**GIVEN EXERCISE:** Read the lines that follow and pick out every one containing the word "title".

**MATERIAL TO PROCESS:**
· · · · · · ·

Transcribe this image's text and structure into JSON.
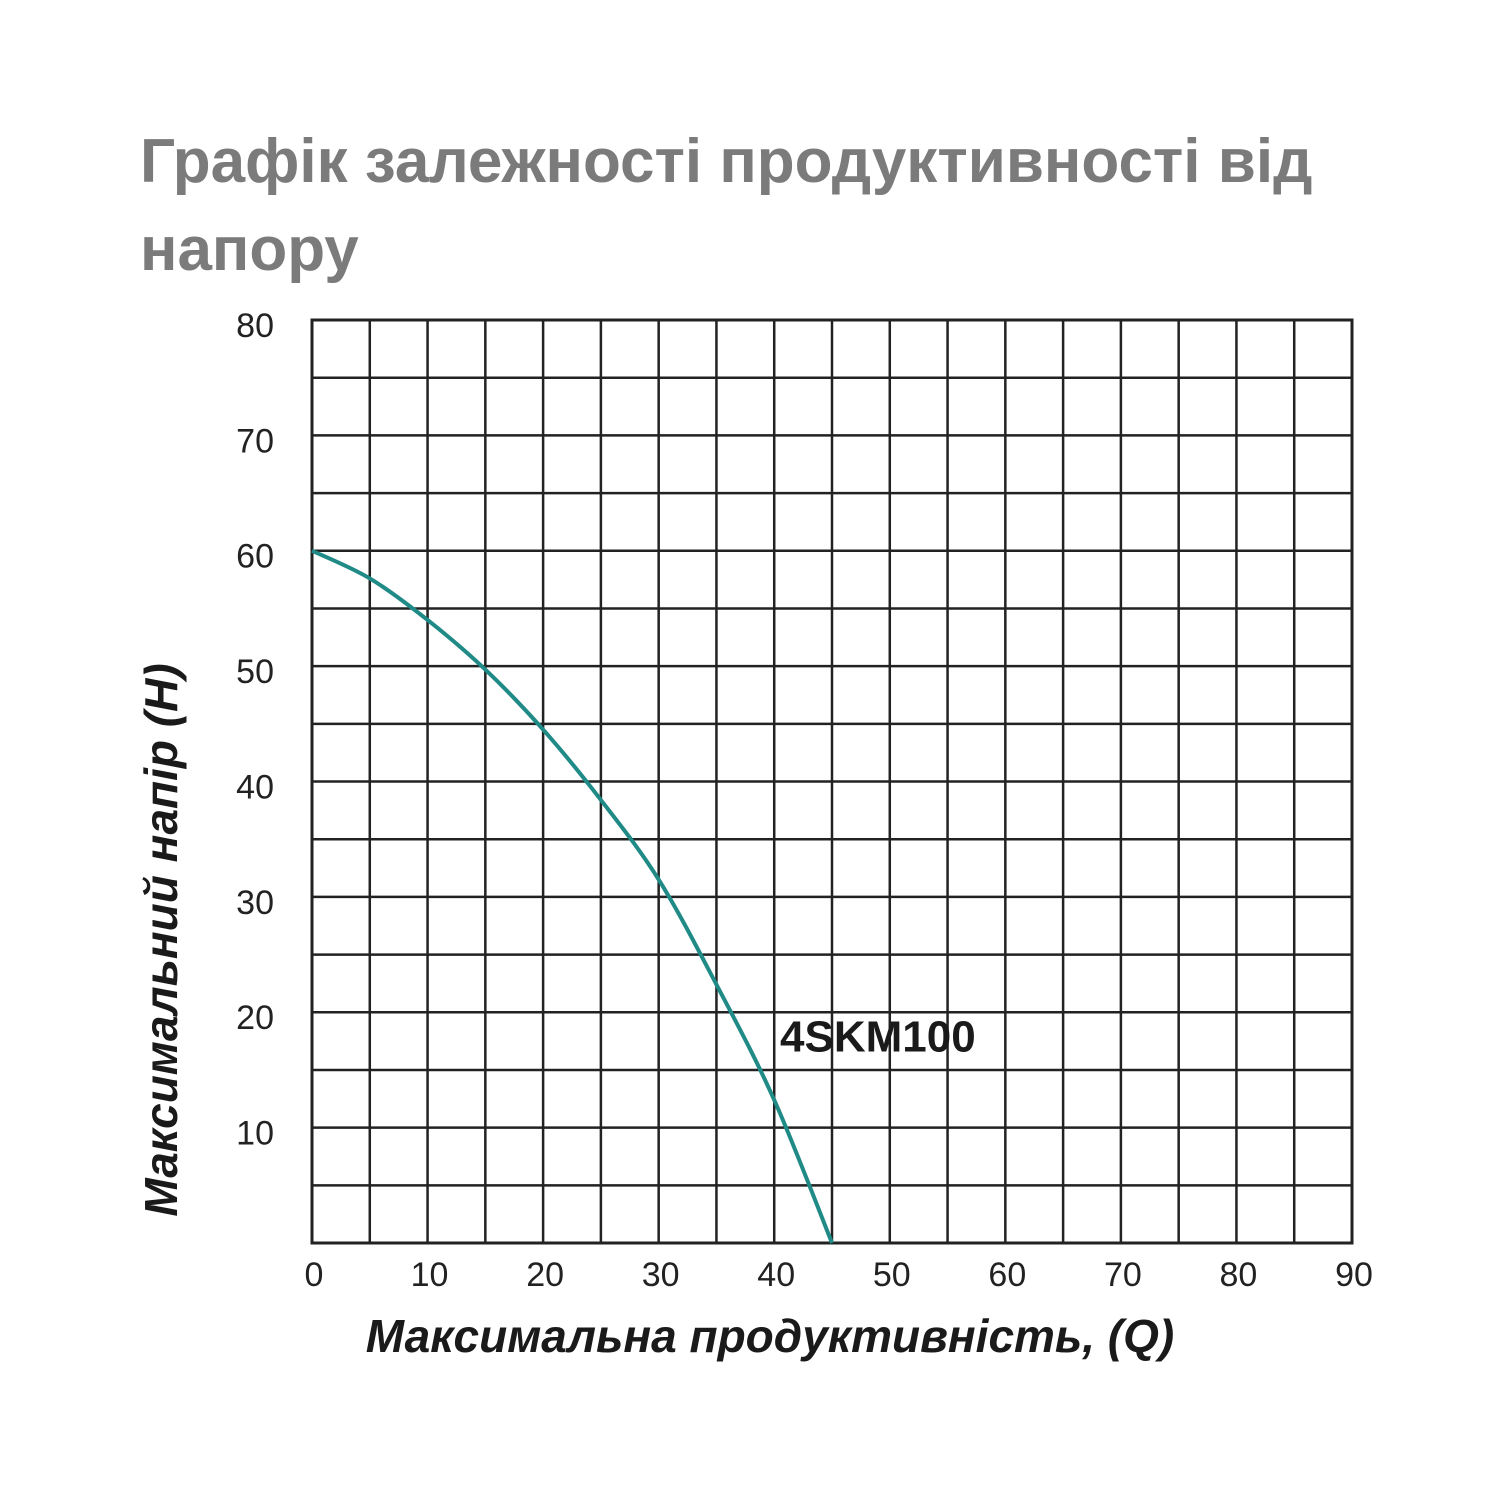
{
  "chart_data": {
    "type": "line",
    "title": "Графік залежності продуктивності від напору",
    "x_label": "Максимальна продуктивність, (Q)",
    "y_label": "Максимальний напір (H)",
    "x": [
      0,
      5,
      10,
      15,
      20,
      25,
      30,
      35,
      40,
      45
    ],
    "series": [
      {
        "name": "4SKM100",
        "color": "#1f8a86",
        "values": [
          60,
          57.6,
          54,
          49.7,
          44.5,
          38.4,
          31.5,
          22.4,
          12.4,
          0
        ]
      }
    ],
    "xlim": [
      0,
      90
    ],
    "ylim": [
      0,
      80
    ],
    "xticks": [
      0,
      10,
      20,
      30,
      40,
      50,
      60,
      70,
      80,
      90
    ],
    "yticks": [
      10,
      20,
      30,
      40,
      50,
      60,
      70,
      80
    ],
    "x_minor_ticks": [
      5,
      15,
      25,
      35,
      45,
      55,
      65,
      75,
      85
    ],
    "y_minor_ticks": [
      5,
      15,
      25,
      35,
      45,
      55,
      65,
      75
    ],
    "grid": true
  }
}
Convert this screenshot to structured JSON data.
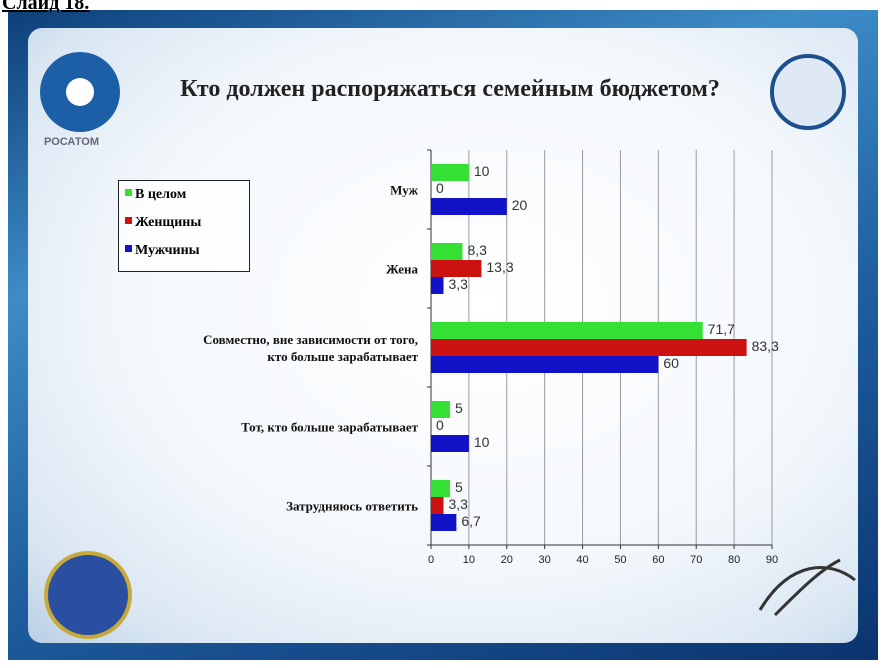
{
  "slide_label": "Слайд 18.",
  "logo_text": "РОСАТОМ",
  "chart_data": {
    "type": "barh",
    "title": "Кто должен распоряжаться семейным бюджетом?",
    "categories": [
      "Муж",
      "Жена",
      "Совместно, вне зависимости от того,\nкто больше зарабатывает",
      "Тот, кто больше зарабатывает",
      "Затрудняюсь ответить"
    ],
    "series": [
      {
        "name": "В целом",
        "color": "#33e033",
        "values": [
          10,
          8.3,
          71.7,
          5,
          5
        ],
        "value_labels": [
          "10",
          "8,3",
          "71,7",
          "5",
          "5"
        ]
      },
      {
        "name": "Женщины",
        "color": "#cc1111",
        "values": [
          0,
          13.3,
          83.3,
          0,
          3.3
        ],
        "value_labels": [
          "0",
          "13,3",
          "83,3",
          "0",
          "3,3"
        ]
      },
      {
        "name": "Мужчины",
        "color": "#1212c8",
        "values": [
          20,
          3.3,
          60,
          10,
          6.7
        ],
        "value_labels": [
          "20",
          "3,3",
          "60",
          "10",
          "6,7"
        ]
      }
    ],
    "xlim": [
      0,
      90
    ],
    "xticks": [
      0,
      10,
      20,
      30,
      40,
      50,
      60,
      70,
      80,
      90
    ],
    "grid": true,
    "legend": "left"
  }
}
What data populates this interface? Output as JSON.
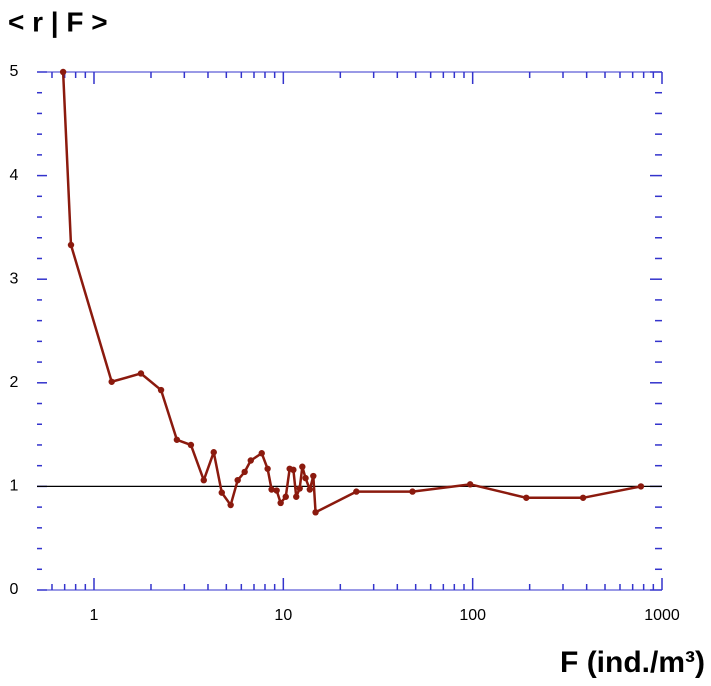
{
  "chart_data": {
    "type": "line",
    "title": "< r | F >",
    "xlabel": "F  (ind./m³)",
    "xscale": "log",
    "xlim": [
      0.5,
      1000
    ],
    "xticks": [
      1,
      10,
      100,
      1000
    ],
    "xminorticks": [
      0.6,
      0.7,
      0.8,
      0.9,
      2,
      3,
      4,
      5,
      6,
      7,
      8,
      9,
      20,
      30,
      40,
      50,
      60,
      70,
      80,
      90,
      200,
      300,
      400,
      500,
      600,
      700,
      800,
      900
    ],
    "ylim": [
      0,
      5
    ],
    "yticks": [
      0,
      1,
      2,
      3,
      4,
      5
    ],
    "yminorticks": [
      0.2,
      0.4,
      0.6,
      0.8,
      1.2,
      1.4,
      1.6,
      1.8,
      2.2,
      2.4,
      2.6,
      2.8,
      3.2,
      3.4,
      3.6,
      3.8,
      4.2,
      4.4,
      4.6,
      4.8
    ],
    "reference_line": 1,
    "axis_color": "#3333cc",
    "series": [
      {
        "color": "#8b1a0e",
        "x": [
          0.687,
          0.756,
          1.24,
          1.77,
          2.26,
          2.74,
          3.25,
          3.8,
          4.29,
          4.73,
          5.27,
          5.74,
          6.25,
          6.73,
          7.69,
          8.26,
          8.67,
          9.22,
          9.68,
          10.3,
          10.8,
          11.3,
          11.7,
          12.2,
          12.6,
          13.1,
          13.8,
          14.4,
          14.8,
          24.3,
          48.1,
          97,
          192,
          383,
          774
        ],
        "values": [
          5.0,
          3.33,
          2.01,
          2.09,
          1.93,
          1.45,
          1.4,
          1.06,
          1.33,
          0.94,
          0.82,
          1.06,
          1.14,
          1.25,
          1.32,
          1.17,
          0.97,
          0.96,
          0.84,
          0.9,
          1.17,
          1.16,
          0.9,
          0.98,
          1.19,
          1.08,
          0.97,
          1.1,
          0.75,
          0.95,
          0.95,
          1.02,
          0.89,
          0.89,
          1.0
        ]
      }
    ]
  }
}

· · · · · · ·

**FULL SOLUTION:**
    "title": "Графік залежності продуктивності від напору",
    "title": "Кто должен распоряжаться семейным бюджетом?",
    "title": "< r | F >",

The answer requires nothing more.